(Recorded data)
────────────────

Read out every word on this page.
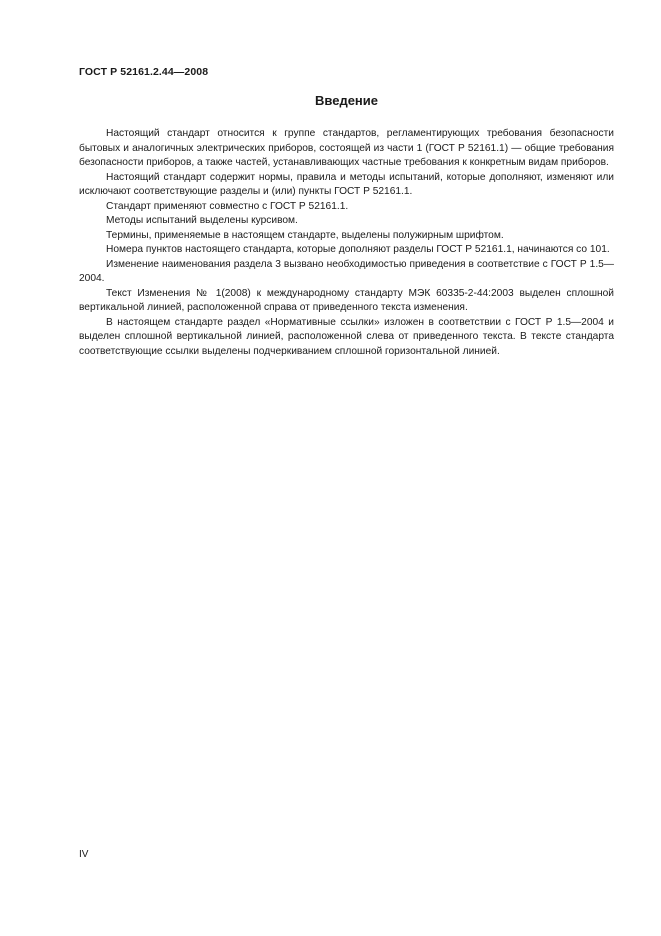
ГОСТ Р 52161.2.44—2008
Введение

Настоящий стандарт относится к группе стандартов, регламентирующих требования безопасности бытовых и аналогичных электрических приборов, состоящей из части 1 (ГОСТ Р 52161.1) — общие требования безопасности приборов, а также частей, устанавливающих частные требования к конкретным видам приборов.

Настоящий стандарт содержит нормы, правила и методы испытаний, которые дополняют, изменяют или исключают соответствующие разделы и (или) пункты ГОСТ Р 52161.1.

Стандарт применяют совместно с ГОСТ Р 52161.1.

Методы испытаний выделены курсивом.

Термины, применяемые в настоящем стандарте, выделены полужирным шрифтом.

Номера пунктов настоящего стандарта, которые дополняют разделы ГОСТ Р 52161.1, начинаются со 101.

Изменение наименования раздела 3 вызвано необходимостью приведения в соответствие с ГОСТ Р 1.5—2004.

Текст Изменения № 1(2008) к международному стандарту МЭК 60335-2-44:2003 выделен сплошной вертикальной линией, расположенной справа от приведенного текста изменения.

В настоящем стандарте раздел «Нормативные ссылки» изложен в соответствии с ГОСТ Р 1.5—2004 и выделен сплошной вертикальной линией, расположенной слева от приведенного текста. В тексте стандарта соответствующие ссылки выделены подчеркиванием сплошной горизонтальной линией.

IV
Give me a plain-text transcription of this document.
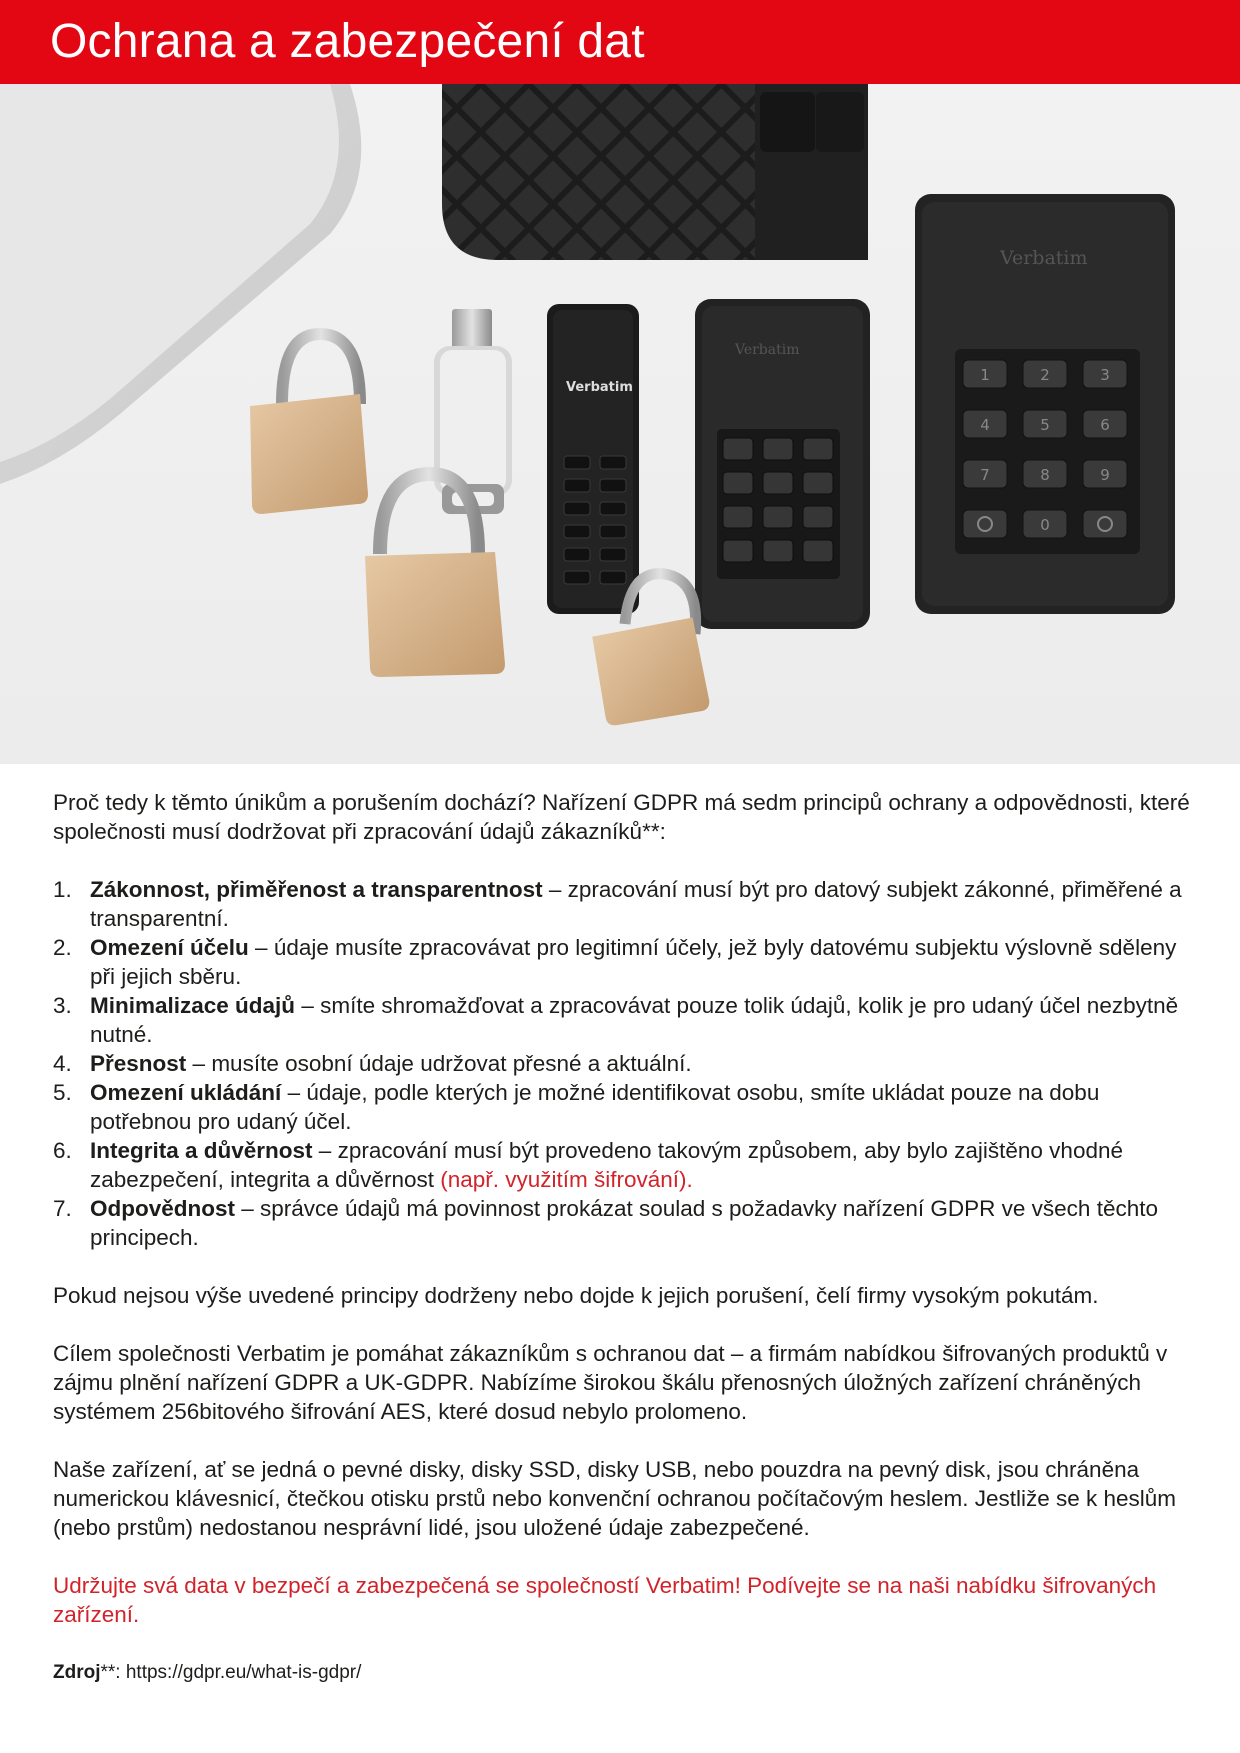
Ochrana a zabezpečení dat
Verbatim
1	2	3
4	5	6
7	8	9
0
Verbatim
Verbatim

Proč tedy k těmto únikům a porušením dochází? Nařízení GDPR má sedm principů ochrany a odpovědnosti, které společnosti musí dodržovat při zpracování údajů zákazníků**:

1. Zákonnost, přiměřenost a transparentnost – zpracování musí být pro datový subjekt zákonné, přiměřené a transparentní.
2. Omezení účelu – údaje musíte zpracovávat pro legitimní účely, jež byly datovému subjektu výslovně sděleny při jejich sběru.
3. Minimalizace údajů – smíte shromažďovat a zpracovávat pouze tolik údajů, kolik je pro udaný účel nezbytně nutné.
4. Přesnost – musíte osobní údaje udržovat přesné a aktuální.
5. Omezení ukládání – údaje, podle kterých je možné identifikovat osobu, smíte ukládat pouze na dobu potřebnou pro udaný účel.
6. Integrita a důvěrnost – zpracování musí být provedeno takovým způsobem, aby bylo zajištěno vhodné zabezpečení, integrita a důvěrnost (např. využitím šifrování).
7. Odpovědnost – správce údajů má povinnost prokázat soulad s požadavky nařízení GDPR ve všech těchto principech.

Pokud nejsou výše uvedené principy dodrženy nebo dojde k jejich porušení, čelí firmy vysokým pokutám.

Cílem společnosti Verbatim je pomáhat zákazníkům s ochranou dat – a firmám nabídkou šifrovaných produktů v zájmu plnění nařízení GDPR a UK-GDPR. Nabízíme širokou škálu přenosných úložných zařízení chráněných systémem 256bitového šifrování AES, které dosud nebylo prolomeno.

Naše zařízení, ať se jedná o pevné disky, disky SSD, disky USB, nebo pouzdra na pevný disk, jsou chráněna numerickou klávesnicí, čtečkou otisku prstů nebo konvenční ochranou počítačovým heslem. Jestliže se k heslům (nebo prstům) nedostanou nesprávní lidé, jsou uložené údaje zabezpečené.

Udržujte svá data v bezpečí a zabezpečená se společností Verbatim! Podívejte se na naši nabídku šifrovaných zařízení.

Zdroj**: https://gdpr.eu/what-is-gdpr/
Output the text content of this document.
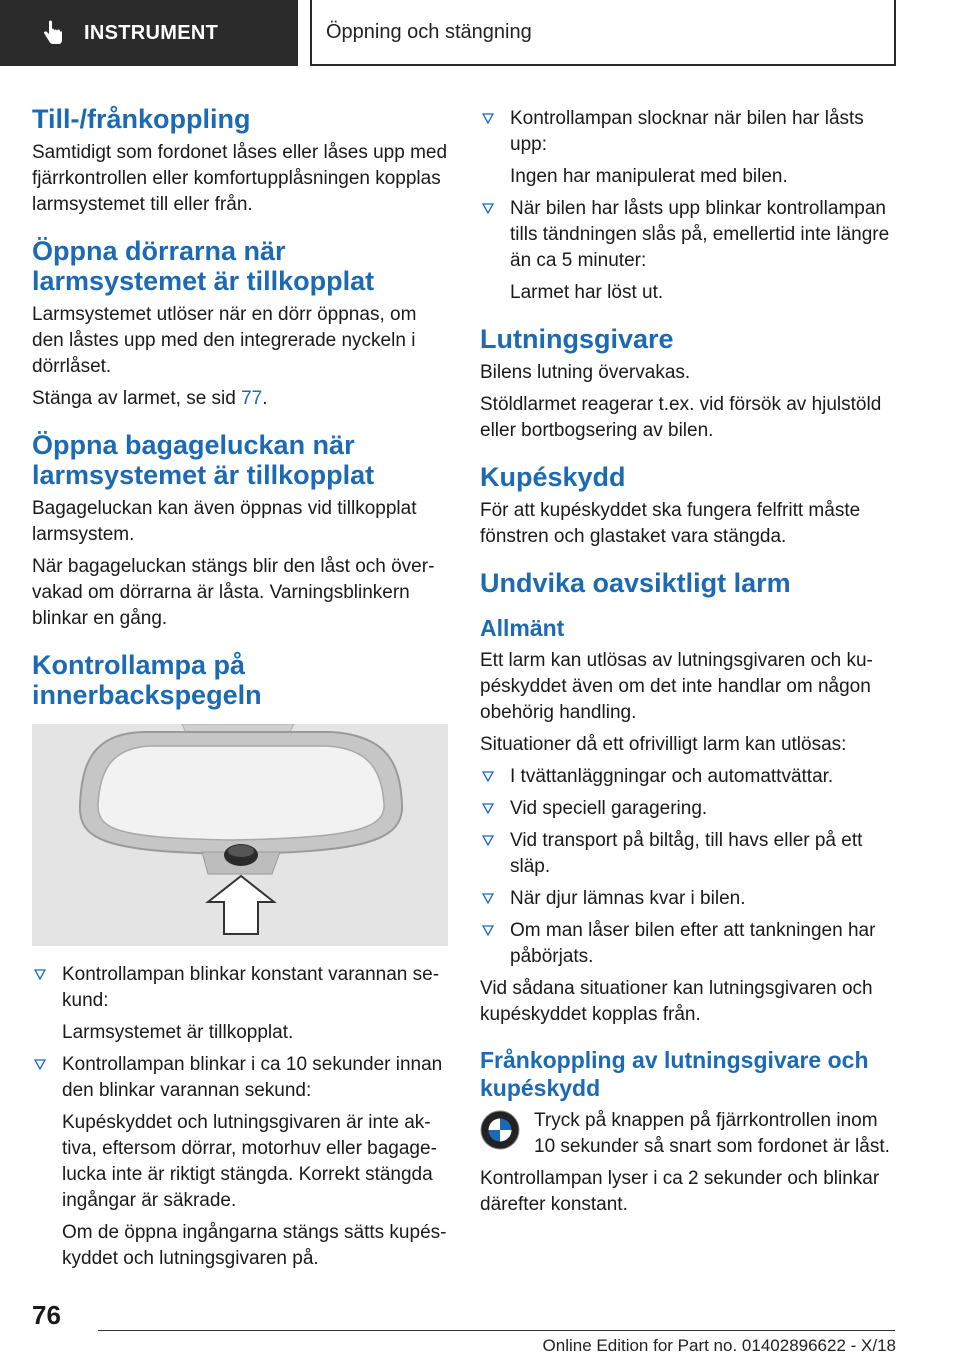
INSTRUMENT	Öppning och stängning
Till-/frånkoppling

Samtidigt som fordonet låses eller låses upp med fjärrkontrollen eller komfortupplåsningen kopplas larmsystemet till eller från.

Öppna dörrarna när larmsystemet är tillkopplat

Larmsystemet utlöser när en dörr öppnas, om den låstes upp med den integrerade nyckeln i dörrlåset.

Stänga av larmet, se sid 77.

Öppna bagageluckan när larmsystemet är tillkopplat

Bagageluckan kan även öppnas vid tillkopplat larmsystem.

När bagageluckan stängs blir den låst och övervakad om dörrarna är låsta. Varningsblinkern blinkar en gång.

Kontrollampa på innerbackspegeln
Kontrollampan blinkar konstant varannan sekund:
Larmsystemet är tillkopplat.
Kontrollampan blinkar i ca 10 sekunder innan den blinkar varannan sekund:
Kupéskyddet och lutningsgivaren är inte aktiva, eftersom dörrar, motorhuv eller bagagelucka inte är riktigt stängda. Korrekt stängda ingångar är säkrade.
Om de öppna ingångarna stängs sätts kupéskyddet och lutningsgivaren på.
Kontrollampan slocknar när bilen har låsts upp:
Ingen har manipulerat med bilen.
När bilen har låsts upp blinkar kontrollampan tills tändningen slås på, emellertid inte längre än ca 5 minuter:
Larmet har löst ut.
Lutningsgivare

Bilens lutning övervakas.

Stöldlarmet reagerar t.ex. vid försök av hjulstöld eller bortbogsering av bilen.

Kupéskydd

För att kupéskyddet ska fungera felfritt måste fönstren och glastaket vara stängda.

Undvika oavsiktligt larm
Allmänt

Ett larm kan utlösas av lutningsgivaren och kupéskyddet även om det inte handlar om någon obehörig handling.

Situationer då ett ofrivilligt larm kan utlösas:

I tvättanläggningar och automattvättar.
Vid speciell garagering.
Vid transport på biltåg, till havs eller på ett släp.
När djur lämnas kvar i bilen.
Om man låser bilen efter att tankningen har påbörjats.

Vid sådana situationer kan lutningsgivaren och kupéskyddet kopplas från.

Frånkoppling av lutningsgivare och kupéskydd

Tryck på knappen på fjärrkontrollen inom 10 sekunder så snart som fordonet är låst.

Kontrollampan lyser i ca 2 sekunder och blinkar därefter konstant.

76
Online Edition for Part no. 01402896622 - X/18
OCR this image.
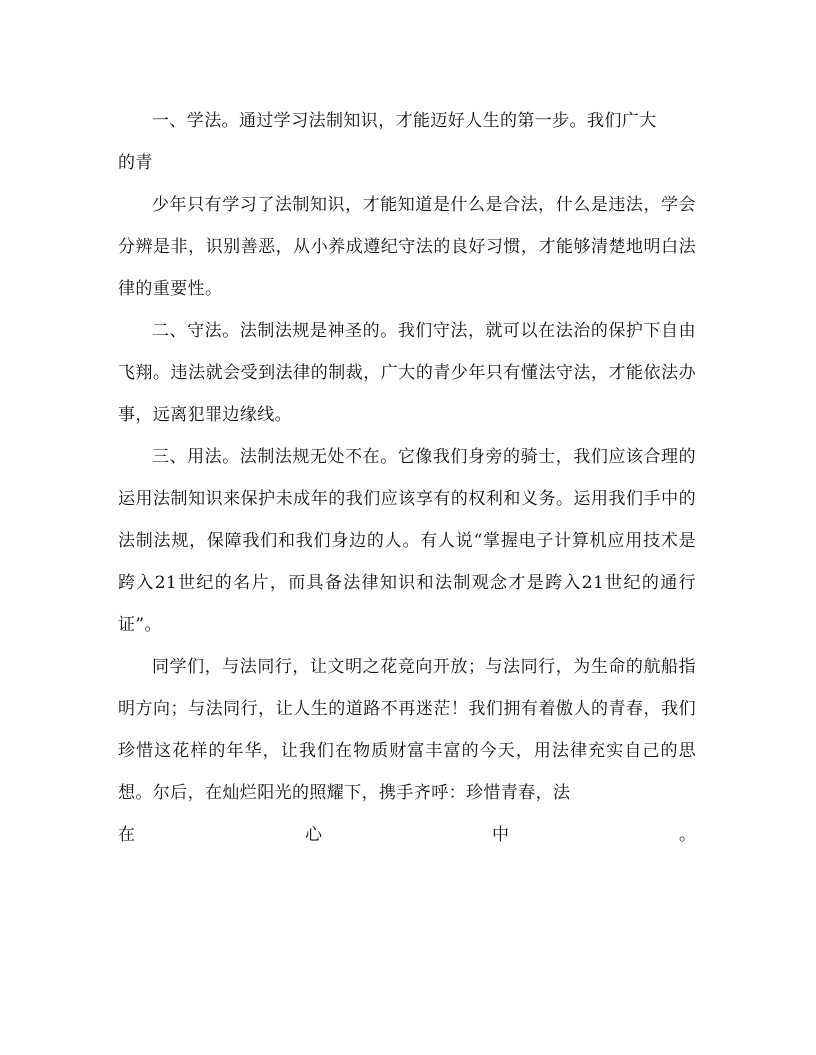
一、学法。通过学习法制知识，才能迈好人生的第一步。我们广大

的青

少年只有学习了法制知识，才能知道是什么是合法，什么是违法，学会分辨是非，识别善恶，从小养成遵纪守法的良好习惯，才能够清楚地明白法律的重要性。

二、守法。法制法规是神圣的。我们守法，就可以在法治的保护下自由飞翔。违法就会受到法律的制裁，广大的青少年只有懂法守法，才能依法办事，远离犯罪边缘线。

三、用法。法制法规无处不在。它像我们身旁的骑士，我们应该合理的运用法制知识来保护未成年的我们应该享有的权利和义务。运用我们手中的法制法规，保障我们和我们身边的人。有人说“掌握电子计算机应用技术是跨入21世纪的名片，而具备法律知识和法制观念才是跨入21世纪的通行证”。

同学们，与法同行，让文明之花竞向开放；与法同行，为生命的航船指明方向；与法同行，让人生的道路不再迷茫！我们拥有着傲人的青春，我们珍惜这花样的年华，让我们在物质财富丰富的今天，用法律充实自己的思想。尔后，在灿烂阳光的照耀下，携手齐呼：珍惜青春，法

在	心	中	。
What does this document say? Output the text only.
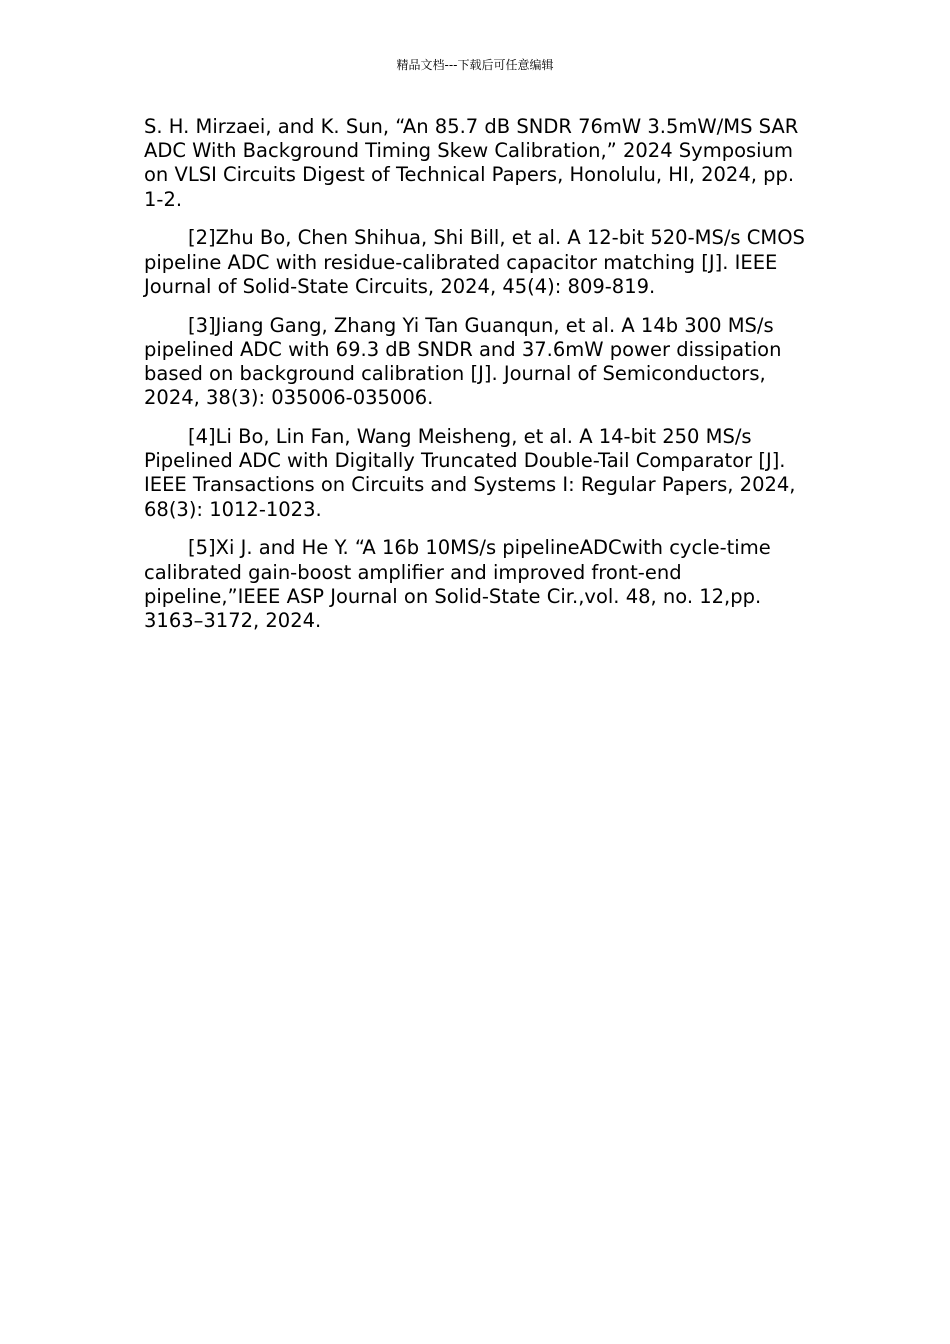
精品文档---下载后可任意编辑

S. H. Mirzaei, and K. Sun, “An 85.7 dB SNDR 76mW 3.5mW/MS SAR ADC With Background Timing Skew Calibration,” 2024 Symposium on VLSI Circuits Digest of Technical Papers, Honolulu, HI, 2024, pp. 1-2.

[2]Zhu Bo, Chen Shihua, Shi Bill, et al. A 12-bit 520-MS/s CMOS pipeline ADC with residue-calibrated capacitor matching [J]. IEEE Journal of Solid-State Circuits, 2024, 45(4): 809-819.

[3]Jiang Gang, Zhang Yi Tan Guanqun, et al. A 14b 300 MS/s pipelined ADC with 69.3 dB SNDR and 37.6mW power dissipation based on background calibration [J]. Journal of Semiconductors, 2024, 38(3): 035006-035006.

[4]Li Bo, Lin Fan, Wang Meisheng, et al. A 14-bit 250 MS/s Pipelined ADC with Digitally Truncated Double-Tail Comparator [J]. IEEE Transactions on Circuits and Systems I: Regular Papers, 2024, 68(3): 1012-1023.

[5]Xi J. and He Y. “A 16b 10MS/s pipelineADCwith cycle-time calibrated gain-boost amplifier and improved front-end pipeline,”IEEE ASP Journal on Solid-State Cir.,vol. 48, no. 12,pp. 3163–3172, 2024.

────────────────

YOUR GOAL:
Lines containing "Solid" are to be counted. State the total and add nothing.

THE OUTPUT:
2